### Data entries
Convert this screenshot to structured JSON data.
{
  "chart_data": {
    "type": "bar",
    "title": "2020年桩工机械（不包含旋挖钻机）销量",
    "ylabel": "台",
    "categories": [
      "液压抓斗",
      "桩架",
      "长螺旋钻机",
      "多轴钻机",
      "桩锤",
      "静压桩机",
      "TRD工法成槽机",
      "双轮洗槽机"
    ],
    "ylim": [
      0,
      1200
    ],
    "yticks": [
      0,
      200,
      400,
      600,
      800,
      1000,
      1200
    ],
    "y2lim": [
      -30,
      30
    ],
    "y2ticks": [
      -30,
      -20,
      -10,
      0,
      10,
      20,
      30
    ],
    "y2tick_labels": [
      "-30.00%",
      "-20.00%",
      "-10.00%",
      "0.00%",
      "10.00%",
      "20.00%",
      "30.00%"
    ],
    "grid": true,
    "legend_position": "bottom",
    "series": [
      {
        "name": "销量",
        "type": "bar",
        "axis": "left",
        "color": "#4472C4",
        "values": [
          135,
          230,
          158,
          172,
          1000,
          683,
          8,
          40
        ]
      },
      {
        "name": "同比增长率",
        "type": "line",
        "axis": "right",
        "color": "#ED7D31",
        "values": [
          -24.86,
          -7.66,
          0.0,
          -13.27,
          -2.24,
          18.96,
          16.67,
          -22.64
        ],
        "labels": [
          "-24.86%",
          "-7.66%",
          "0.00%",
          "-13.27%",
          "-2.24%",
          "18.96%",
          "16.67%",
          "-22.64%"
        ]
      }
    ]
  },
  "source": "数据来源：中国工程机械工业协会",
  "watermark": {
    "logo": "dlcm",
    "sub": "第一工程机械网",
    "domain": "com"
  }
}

### Set exercise
Repeat the listing above without any change.

### Answer to the exercise
Convert this screenshot to structured JSON data.
{
  "chart_data": {
    "type": "bar",
    "title": "2020年桩工机械（不包含旋挖钻机）销量",
    "ylabel": "台",
    "categories": [
      "液压抓斗",
      "桩架",
      "长螺旋钻机",
      "多轴钻机",
      "桩锤",
      "静压桩机",
      "TRD工法成槽机",
      "双轮洗槽机"
    ],
    "ylim": [
      0,
      1200
    ],
    "yticks": [
      0,
      200,
      400,
      600,
      800,
      1000,
      1200
    ],
    "y2lim": [
      -30,
      30
    ],
    "y2ticks": [
      -30,
      -20,
      -10,
      0,
      10,
      20,
      30
    ],
    "y2tick_labels": [
      "-30.00%",
      "-20.00%",
      "-10.00%",
      "0.00%",
      "10.00%",
      "20.00%",
      "30.00%"
    ],
    "grid": true,
    "legend_position": "bottom",
    "series": [
      {
        "name": "销量",
        "type": "bar",
        "axis": "left",
        "color": "#4472C4",
        "values": [
          135,
          230,
          158,
          172,
          1000,
          683,
          8,
          40
        ]
      },
      {
        "name": "同比增长率",
        "type": "line",
        "axis": "right",
        "color": "#ED7D31",
        "values": [
          -24.86,
          -7.66,
          0.0,
          -13.27,
          -2.24,
          18.96,
          16.67,
          -22.64
        ],
        "labels": [
          "-24.86%",
          "-7.66%",
          "0.00%",
          "-13.27%",
          "-2.24%",
          "18.96%",
          "16.67%",
          "-22.64%"
        ]
      }
    ]
  },
  "source": "数据来源：中国工程机械工业协会",
  "watermark": {
    "logo": "dlcm",
    "sub": "第一工程机械网",
    "domain": "com"
  }
}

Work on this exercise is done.